--- begin Provided records ---
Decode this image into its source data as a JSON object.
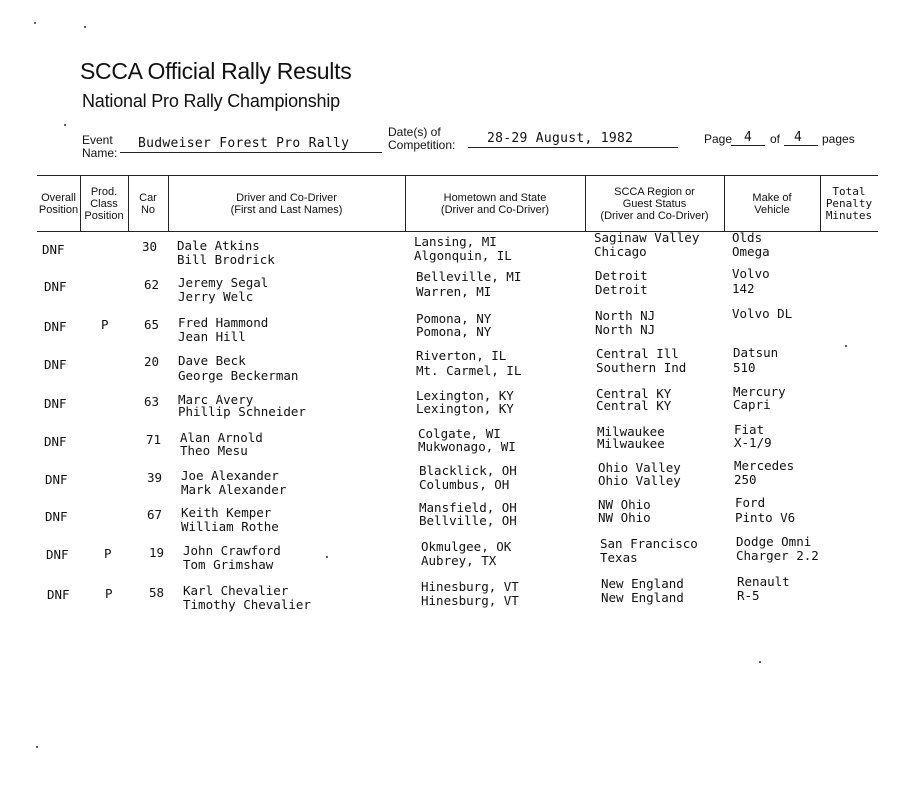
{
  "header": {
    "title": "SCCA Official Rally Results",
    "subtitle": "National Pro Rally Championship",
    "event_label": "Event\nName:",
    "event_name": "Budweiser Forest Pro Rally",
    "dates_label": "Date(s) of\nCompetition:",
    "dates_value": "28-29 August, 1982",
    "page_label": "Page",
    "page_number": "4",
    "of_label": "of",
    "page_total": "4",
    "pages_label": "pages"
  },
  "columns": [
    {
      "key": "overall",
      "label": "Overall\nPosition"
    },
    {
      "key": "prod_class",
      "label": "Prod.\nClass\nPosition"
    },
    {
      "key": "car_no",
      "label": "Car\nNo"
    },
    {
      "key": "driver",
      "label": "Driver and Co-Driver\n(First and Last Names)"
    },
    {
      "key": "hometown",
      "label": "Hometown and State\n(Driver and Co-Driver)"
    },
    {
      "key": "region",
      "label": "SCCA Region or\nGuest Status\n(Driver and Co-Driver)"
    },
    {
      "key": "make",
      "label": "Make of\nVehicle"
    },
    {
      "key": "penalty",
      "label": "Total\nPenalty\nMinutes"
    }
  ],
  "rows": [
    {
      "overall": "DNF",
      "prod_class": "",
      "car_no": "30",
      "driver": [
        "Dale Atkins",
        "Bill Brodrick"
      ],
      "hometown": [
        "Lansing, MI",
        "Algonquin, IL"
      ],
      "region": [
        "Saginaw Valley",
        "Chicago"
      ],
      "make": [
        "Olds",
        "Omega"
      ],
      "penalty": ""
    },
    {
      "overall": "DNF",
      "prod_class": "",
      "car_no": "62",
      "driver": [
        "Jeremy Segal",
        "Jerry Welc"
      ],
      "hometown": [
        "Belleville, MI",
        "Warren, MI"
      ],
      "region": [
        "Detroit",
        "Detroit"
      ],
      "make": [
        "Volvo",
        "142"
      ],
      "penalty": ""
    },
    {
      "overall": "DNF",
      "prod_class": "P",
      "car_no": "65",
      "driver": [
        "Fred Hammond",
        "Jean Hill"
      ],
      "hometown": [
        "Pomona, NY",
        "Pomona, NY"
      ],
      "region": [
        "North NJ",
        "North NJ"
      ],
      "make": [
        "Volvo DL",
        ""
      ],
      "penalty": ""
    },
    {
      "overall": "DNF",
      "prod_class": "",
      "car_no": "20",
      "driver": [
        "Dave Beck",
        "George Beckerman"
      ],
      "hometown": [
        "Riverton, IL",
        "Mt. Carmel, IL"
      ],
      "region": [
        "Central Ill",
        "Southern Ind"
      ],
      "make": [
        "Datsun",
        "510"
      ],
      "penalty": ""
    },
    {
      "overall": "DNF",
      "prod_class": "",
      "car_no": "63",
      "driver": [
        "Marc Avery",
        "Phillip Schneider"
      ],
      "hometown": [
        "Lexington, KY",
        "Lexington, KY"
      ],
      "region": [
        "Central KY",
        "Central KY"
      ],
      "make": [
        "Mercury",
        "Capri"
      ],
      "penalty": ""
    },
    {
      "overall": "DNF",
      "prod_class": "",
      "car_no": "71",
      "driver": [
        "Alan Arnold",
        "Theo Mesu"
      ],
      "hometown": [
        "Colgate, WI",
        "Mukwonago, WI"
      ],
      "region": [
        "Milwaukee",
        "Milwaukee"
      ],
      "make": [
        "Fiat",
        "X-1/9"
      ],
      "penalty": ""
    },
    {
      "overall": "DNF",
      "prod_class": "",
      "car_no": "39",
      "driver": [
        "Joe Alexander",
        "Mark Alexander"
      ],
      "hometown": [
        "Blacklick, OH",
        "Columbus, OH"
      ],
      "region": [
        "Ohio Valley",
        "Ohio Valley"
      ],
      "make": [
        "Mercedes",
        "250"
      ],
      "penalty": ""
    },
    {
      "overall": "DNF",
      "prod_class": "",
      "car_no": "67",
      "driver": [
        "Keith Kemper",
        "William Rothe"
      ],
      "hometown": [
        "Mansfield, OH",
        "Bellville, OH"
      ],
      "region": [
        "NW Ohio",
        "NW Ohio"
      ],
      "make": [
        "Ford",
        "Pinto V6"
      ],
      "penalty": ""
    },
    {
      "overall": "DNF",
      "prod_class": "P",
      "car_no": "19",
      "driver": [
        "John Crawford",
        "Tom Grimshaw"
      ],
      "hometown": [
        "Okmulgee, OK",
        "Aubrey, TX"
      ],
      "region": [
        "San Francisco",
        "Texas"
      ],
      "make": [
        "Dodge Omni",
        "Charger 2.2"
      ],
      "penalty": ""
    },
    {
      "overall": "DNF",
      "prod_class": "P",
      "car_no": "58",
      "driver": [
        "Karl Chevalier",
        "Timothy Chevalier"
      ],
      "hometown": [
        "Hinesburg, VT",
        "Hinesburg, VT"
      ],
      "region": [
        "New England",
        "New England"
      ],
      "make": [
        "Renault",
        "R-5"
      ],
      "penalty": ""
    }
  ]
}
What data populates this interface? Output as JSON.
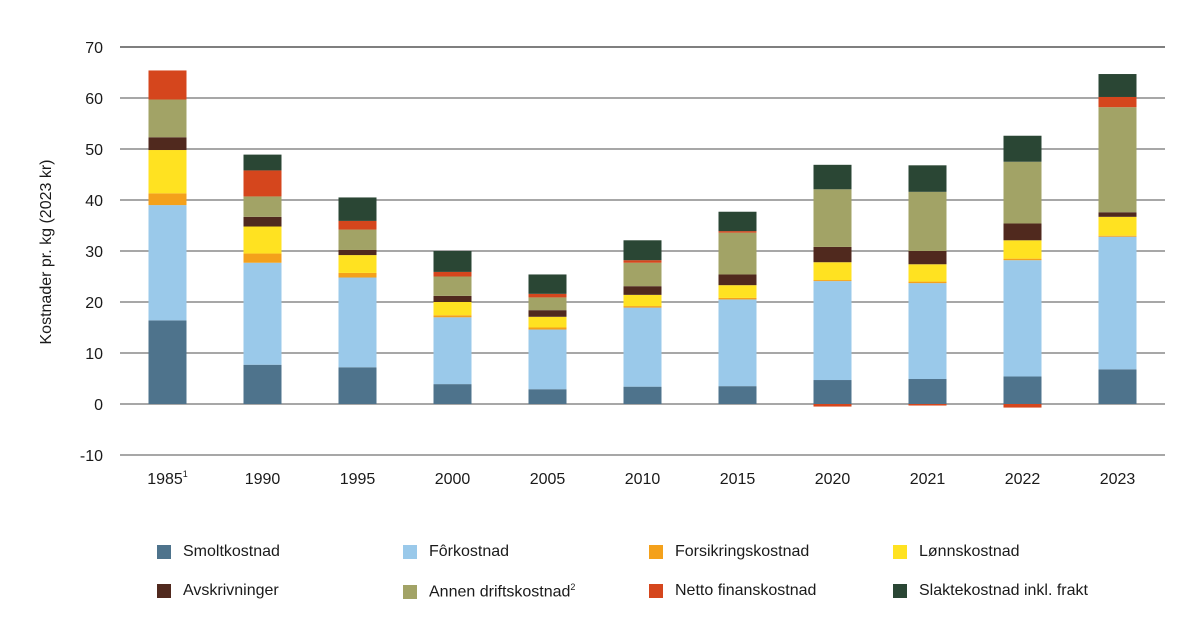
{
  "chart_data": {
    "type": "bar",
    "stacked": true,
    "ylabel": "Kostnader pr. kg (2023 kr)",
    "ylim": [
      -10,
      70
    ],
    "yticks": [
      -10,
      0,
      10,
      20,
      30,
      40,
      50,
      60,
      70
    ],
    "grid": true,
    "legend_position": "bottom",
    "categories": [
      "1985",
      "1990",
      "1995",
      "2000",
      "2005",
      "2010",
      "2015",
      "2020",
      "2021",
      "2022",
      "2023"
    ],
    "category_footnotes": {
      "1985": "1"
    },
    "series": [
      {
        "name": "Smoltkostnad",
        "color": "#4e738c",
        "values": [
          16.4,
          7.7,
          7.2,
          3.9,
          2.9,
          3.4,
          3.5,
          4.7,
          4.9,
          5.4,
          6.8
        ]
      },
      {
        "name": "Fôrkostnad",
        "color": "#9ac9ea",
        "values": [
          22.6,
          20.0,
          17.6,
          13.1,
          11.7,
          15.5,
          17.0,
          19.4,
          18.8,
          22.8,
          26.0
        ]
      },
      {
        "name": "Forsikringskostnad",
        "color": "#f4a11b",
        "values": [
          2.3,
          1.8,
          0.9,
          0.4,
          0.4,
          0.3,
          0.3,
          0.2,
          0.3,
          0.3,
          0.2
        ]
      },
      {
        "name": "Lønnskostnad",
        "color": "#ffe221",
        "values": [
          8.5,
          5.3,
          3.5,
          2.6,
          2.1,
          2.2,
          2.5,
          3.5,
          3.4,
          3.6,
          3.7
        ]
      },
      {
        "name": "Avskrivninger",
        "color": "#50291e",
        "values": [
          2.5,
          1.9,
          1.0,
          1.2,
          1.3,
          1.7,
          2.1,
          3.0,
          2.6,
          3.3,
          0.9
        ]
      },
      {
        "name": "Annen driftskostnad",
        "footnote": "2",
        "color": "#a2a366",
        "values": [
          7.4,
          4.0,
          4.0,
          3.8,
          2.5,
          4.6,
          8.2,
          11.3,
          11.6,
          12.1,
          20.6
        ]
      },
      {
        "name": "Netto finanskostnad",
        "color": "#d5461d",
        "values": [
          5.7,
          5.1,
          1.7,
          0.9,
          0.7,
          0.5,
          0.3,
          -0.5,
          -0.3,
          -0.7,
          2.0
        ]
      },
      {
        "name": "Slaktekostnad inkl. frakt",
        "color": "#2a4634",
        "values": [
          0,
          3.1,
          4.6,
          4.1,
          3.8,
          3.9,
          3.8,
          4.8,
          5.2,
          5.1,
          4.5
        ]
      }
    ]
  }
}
--- end Provided records ---
--- begin Provided records ---
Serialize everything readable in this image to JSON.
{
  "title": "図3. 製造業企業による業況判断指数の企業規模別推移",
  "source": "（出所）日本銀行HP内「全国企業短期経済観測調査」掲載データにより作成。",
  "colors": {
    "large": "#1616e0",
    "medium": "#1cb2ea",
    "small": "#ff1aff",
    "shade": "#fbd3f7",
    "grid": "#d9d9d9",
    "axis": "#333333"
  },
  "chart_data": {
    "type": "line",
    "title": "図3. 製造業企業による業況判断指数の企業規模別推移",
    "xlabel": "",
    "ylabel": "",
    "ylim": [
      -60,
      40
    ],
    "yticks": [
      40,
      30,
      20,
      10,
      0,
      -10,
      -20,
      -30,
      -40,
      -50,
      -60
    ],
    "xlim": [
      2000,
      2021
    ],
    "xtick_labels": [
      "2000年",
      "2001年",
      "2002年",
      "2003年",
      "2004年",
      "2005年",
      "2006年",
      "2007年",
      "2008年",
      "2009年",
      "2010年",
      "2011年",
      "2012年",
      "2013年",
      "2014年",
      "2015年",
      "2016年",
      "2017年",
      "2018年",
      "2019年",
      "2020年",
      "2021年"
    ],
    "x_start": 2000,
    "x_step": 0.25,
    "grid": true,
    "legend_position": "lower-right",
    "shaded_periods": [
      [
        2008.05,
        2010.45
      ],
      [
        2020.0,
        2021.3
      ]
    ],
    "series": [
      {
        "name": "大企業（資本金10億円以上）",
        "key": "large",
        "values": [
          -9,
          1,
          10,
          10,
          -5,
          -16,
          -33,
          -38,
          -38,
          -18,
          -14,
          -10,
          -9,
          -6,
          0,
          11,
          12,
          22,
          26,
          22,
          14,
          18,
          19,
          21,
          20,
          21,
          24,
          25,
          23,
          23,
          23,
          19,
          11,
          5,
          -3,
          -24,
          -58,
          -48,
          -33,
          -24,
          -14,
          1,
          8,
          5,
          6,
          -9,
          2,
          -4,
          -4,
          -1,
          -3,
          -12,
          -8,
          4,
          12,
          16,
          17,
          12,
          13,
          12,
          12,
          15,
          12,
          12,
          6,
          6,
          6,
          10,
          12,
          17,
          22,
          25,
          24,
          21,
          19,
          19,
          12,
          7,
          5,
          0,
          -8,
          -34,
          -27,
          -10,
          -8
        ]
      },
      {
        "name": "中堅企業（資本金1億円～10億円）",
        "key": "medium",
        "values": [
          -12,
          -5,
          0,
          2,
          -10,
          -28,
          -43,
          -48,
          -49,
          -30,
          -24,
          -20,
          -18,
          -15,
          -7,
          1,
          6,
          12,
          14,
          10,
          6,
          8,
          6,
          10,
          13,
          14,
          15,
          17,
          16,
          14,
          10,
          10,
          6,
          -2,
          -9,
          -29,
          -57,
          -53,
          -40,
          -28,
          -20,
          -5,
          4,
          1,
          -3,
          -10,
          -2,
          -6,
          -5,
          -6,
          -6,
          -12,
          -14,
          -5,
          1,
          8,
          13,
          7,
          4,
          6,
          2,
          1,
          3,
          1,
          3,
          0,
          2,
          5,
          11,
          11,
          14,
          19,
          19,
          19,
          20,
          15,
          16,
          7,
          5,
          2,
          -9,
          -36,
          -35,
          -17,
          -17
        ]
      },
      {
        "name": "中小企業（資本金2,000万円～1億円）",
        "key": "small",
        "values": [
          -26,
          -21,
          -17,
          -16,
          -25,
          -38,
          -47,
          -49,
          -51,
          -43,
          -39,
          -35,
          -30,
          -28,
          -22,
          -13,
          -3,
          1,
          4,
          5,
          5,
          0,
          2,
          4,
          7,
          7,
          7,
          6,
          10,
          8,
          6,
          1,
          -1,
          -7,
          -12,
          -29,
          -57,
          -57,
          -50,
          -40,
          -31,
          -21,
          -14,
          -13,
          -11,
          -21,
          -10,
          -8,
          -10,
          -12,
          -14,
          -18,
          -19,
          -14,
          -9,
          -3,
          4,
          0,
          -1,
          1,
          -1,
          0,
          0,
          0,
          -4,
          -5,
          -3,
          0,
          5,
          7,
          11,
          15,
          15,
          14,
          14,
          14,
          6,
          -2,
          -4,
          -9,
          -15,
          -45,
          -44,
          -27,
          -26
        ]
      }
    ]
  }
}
--- end Provided records ---
--- begin Provided records ---
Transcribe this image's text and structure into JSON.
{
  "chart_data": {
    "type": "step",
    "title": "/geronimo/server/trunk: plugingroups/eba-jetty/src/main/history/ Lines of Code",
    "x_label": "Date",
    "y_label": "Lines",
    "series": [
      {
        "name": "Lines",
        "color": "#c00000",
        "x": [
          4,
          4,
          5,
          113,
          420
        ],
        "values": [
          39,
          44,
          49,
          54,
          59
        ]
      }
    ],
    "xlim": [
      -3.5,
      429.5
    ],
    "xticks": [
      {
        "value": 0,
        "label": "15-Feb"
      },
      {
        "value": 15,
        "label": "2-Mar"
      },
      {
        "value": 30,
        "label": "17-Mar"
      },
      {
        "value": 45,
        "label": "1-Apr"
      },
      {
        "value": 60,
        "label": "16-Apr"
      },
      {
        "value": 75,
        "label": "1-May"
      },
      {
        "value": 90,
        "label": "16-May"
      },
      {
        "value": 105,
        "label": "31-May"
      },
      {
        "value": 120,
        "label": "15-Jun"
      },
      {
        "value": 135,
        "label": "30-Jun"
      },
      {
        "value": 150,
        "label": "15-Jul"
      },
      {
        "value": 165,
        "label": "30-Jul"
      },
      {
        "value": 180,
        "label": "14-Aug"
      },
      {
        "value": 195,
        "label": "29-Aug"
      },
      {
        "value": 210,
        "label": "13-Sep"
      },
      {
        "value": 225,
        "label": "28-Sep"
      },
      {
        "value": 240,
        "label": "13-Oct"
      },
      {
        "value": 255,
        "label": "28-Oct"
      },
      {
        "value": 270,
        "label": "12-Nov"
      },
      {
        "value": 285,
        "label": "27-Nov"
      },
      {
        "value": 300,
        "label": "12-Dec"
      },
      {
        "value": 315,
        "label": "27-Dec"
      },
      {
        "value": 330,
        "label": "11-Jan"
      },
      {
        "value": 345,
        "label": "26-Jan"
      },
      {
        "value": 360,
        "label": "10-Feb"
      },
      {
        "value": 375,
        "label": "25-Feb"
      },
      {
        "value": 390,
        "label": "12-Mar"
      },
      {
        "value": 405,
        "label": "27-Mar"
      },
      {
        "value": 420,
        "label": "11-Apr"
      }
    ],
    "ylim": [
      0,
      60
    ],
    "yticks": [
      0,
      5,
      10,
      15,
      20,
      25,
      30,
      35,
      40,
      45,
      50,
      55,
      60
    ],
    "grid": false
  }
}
--- end Provided records ---
> Task brief
Find the lines above holding the word "source" and show them.

> Finished answer
Decode this image into its source data as a JSON object.
  "source": "（出所）日本銀行HP内「全国企業短期経済観測調査」掲載データにより作成。",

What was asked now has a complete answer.